Supplied records ->
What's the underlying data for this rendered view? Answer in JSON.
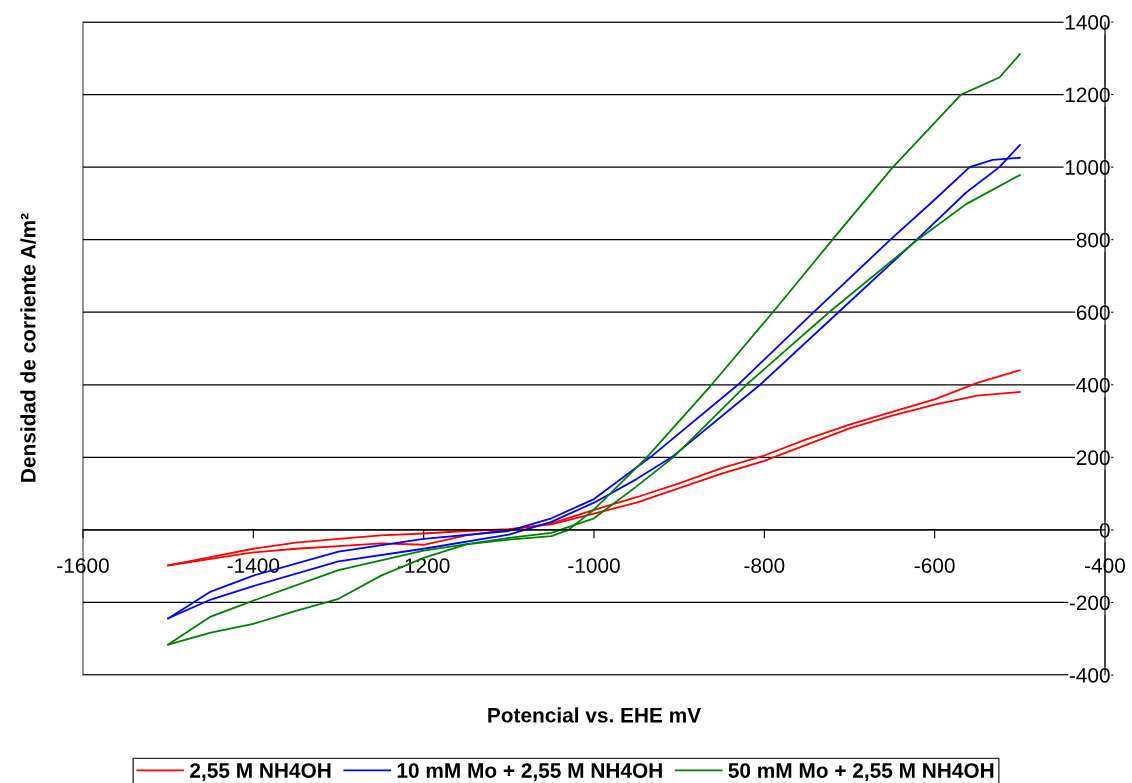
{
  "chart_data": {
    "type": "line",
    "xlabel": "Potencial vs. EHE mV",
    "ylabel": "Densidad de corriente A/m²",
    "xlim": [
      -1600,
      -400
    ],
    "xticks": [
      -1600,
      -1400,
      -1200,
      -1000,
      -800,
      -600,
      -400
    ],
    "ylim": [
      -400,
      1400
    ],
    "yticks": [
      -400,
      -200,
      0,
      200,
      400,
      600,
      800,
      1000,
      1200,
      1400
    ],
    "grid": "y",
    "legend": "bottom",
    "marker": "none",
    "line_style": "solid",
    "series": [
      {
        "name": "2,55 M NH4OH",
        "color": "#ff0000",
        "x": [
          -1500,
          -1450,
          -1400,
          -1350,
          -1300,
          -1250,
          -1200,
          -1150,
          -1100,
          -1050,
          -1000,
          -950,
          -900,
          -850,
          -800,
          -750,
          -700,
          -650,
          -600,
          -550,
          -500
        ],
        "values": [
          -98,
          -75,
          -52,
          -35,
          -25,
          -15,
          -10,
          -3,
          2,
          15,
          45,
          75,
          115,
          155,
          190,
          235,
          280,
          315,
          345,
          370,
          380
        ]
      },
      {
        "color": "#ff0000",
        "x": [
          -1500,
          -1450,
          -1400,
          -1350,
          -1300,
          -1250,
          -1200,
          -1150,
          -1100,
          -1050,
          -1000,
          -950,
          -900,
          -850,
          -800,
          -750,
          -700,
          -650,
          -600,
          -550,
          -500
        ],
        "values": [
          -98,
          -80,
          -62,
          -52,
          -45,
          -37,
          -41,
          -15,
          0,
          18,
          55,
          90,
          128,
          170,
          205,
          250,
          290,
          325,
          360,
          405,
          440
        ]
      },
      {
        "name": "10 mM Mo + 2,55 M NH4OH",
        "color": "#0000ff",
        "x": [
          -1500,
          -1450,
          -1400,
          -1300,
          -1200,
          -1100,
          -1050,
          -1000,
          -934,
          -831,
          -742,
          -652,
          -602,
          -559,
          -532,
          -500
        ],
        "values": [
          -244,
          -170,
          -126,
          -60,
          -25,
          -3,
          32,
          85,
          200,
          400,
          600,
          800,
          906,
          1000,
          1020,
          1026
        ]
      },
      {
        "color": "#0000ff",
        "x": [
          -1500,
          -1450,
          -1400,
          -1300,
          -1200,
          -1100,
          -1050,
          -1000,
          -950,
          -909,
          -805,
          -713,
          -621,
          -602,
          -563,
          -524,
          -500
        ],
        "values": [
          -244,
          -192,
          -155,
          -87,
          -52,
          -13,
          22,
          75,
          140,
          200,
          400,
          600,
          800,
          843,
          930,
          1000,
          1061
        ]
      },
      {
        "name": "50 mM Mo + 2,55 M NH4OH",
        "color": "#008000",
        "x": [
          -1500,
          -1450,
          -1400,
          -1350,
          -1300,
          -1250,
          -1200,
          -1150,
          -1100,
          -1050,
          -1030,
          -1000,
          -938,
          -862,
          -790,
          -720,
          -649,
          -569,
          -524,
          -500
        ],
        "values": [
          -316,
          -283,
          -259,
          -223,
          -190,
          -126,
          -77,
          -40,
          -27,
          -17,
          0,
          56,
          200,
          400,
          600,
          800,
          1000,
          1200,
          1247,
          1311
        ]
      },
      {
        "color": "#008000",
        "x": [
          -1500,
          -1450,
          -1400,
          -1300,
          -1200,
          -1100,
          -1050,
          -1000,
          -950,
          -907,
          -821,
          -724,
          -620,
          -563,
          -500
        ],
        "values": [
          -316,
          -239,
          -195,
          -111,
          -57,
          -22,
          -8,
          32,
          120,
          200,
          400,
          600,
          800,
          898,
          978
        ]
      }
    ]
  }
}
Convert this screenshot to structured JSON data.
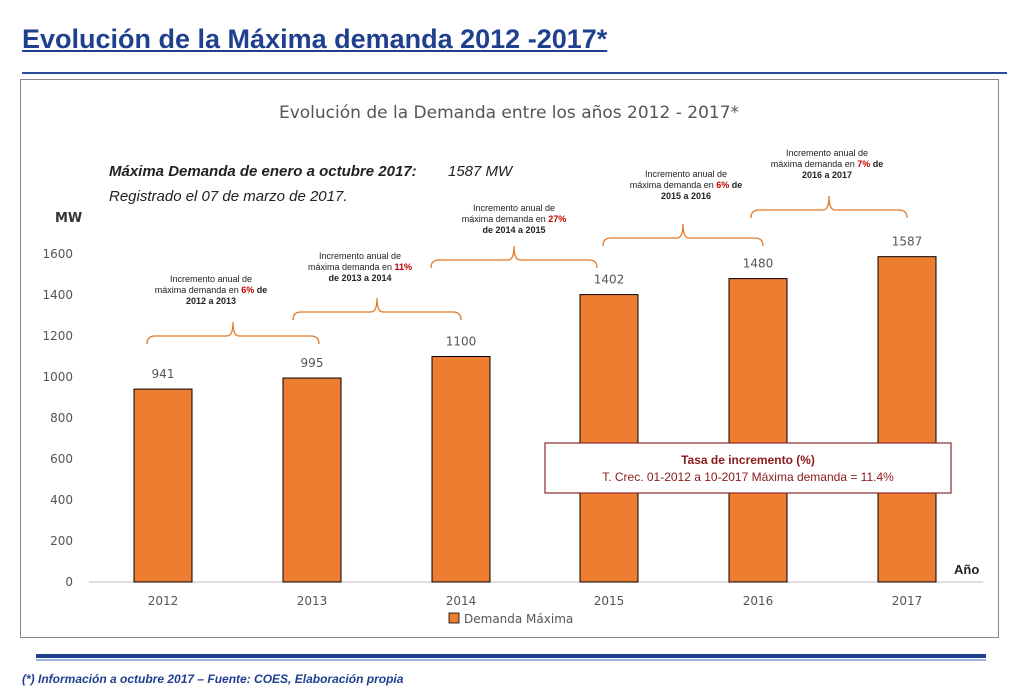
{
  "page": {
    "title": "Evolución de la Máxima demanda 2012 -2017*",
    "footnote": "(*) Información a octubre 2017 – Fuente: COES, Elaboración propia"
  },
  "chart_data": {
    "type": "bar",
    "title": "Evolución de la Demanda entre los años 2012 - 2017*",
    "ylabel": "MW",
    "xlabel": "Año",
    "ylim": [
      0,
      1600
    ],
    "yticks": [
      0,
      200,
      400,
      600,
      800,
      1000,
      1200,
      1400,
      1600
    ],
    "categories": [
      "2012",
      "2013",
      "2014",
      "2015",
      "2016",
      "2017"
    ],
    "series": [
      {
        "name": "Demanda Máxima",
        "values": [
          941,
          995,
          1100,
          1402,
          1480,
          1587
        ]
      }
    ],
    "data_labels": [
      "941",
      "995",
      "1100",
      "1402",
      "1480",
      "1587"
    ],
    "grid": false,
    "legend": "bottom",
    "colors": {
      "bar": "#ed7d31",
      "bar_outline": "#000000",
      "brace": "#e07a2a",
      "highlight": "#c00000",
      "box_border": "#8b2a2a"
    },
    "annotation": {
      "line1_bold": "Máxima Demanda de enero a octubre 2017:",
      "line1_value": "1587 MW",
      "line2": "Registrado el 07 de marzo de 2017."
    },
    "increments": [
      {
        "line1": "Incremento anual de",
        "line2_pre": "máxima demanda en ",
        "pct": "6%",
        "line2_post": " de",
        "line3": "2012 a 2013"
      },
      {
        "line1": "Incremento anual de",
        "line2_pre": "máxima demanda en ",
        "pct": "11%",
        "line2_post": "",
        "line3": "de 2013 a 2014"
      },
      {
        "line1": "Incremento anual de",
        "line2_pre": "máxima demanda en ",
        "pct": "27%",
        "line2_post": "",
        "line3": "de 2014 a 2015"
      },
      {
        "line1": "Incremento anual de",
        "line2_pre": "máxima demanda en ",
        "pct": "6%",
        "line2_post": " de",
        "line3": "2015 a 2016"
      },
      {
        "line1": "Incremento anual de",
        "line2_pre": "máxima demanda en ",
        "pct": "7%",
        "line2_post": " de",
        "line3": "2016 a 2017"
      }
    ],
    "rate_box": {
      "title": "Tasa de incremento (%)",
      "text": "T. Crec. 01-2012 a 10-2017 Máxima demanda = 11.4%"
    }
  }
}
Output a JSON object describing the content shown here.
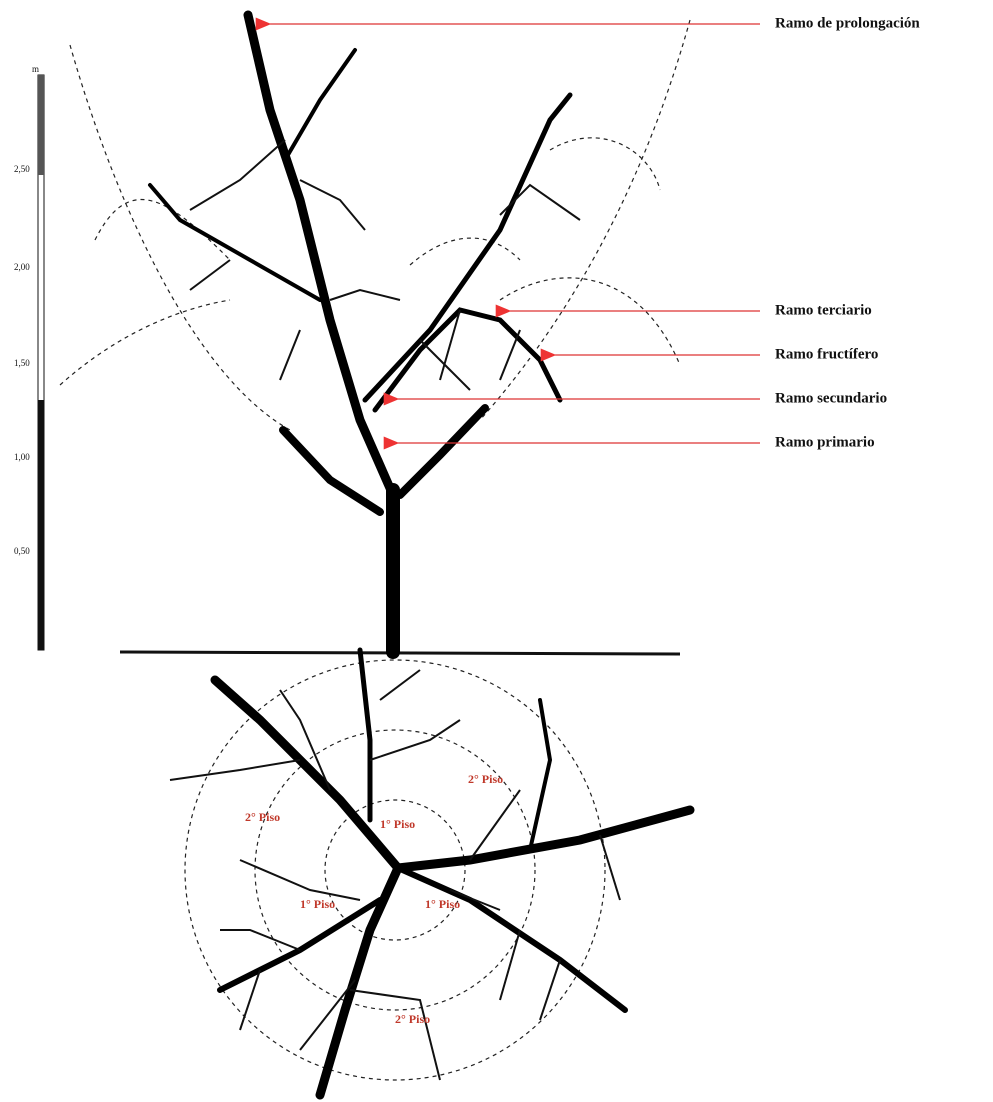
{
  "scale": {
    "unit": "m",
    "labels": [
      "2,50",
      "2,00",
      "1,50",
      "1,00",
      "0,50"
    ]
  },
  "labels": [
    "Ramo de prolongación",
    "Ramo terciario",
    "Ramo fructífero",
    "Ramo secundario",
    "Ramo primario"
  ],
  "plan_labels": [
    "2° Piso",
    "2° Piso",
    "1° Piso",
    "1° Piso",
    "1° Piso",
    "2° Piso"
  ]
}
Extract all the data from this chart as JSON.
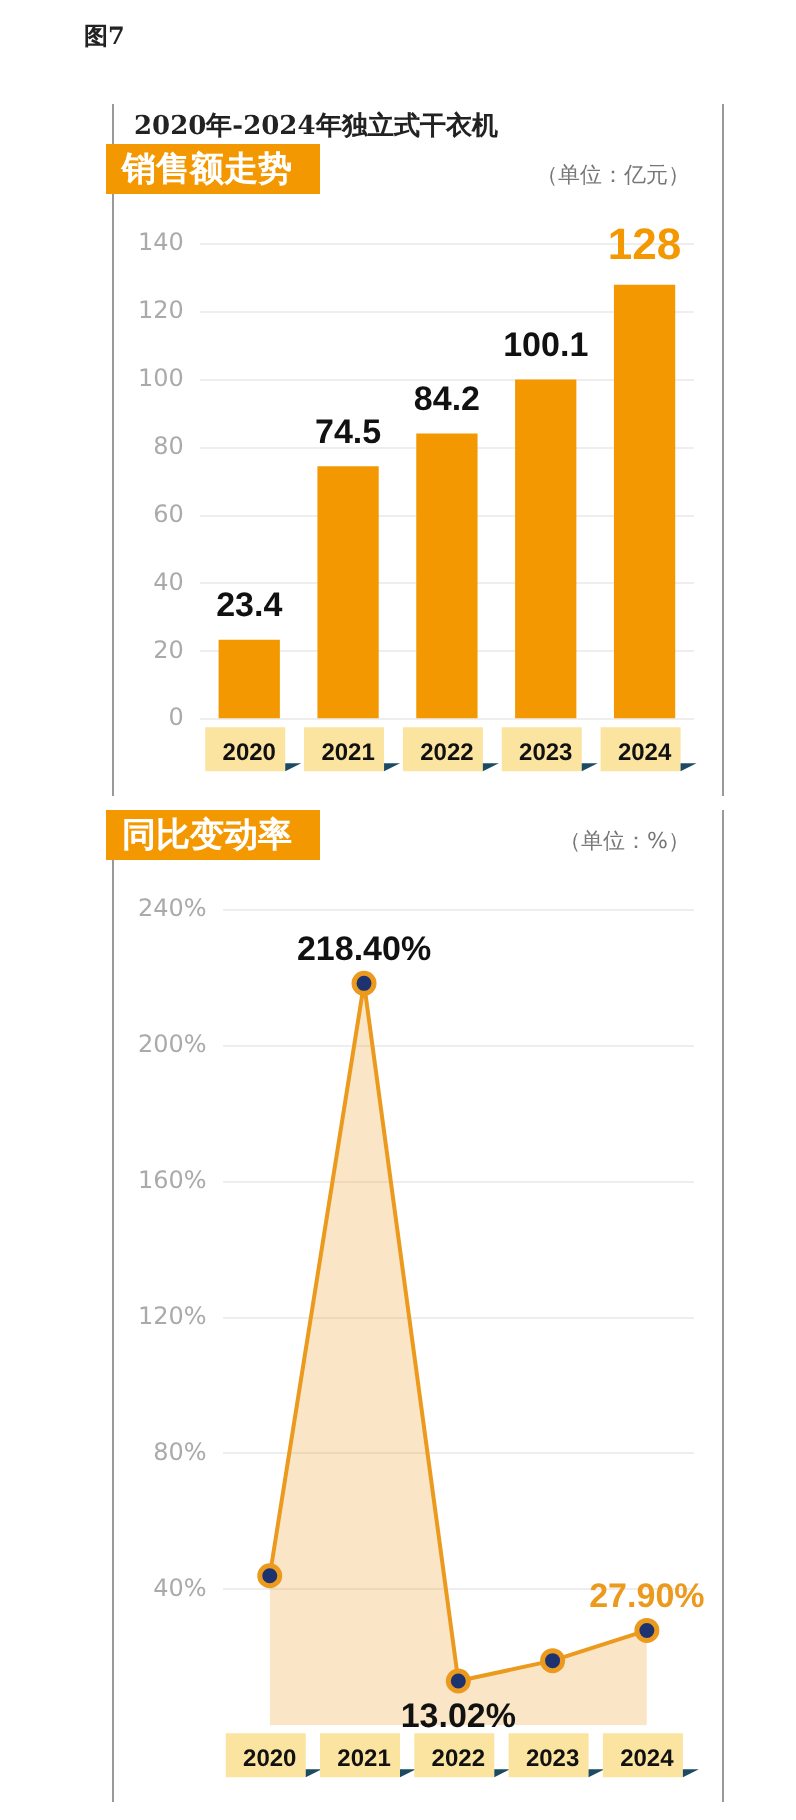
{
  "chart_data": [
    {
      "type": "bar",
      "title": "2020年-2024年独立式干衣机",
      "subtitle": "销售额走势",
      "annotations": [
        "图7",
        "（单位：亿元）"
      ],
      "categories": [
        "2020",
        "2021",
        "2022",
        "2023",
        "2024"
      ],
      "values": [
        23.4,
        74.5,
        84.2,
        100.1,
        128
      ],
      "color": "#f39800",
      "ylim": [
        0,
        140
      ],
      "yticks": [
        0,
        20,
        40,
        60,
        80,
        100,
        120,
        140
      ],
      "grid": "y",
      "data_labels": true,
      "legend": false
    },
    {
      "type": "area",
      "subtitle": "同比变动率",
      "annotations": [
        "（单位：%）"
      ],
      "categories": [
        "2020",
        "2021",
        "2022",
        "2023",
        "2024"
      ],
      "series": [
        {
          "color": "#eb9a1e",
          "values": [
            44,
            218.4,
            13.02,
            19,
            27.9
          ],
          "value_labels": [
            null,
            "218.40%",
            "13.02%",
            null,
            "27.90%"
          ]
        }
      ],
      "ylim": [
        0,
        240
      ],
      "yticks": [
        {
          "value": 40,
          "label": "40%"
        },
        {
          "value": 80,
          "label": "80%"
        },
        {
          "value": 120,
          "label": "120%"
        },
        {
          "value": 160,
          "label": "160%"
        },
        {
          "value": 200,
          "label": "200%"
        },
        {
          "value": 240,
          "label": "240%"
        }
      ],
      "grid": "y",
      "marker": "circle",
      "legend": false
    }
  ]
}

What is expected -> Starting at the line that contains "Extract all the data from this chart as JSON.", write out every line through the final line of the entries, word for word; skip any pictures.

Correct answer ->
Extract all the data from this chart as JSON.
{
  "chart_data": [
    {
      "type": "bar",
      "title": "2020年-2024年独立式干衣机",
      "subtitle": "销售额走势",
      "annotations": [
        "图7",
        "（单位：亿元）"
      ],
      "categories": [
        "2020",
        "2021",
        "2022",
        "2023",
        "2024"
      ],
      "values": [
        23.4,
        74.5,
        84.2,
        100.1,
        128
      ],
      "color": "#f39800",
      "ylim": [
        0,
        140
      ],
      "yticks": [
        0,
        20,
        40,
        60,
        80,
        100,
        120,
        140
      ],
      "grid": "y",
      "data_labels": true,
      "legend": false
    },
    {
      "type": "area",
      "subtitle": "同比变动率",
      "annotations": [
        "（单位：%）"
      ],
      "categories": [
        "2020",
        "2021",
        "2022",
        "2023",
        "2024"
      ],
      "series": [
        {
          "color": "#eb9a1e",
          "values": [
            44,
            218.4,
            13.02,
            19,
            27.9
          ],
          "value_labels": [
            null,
            "218.40%",
            "13.02%",
            null,
            "27.90%"
          ]
        }
      ],
      "ylim": [
        0,
        240
      ],
      "yticks": [
        {
          "value": 40,
          "label": "40%"
        },
        {
          "value": 80,
          "label": "80%"
        },
        {
          "value": 120,
          "label": "120%"
        },
        {
          "value": 160,
          "label": "160%"
        },
        {
          "value": 200,
          "label": "200%"
        },
        {
          "value": 240,
          "label": "240%"
        }
      ],
      "grid": "y",
      "marker": "circle",
      "legend": false
    }
  ]
}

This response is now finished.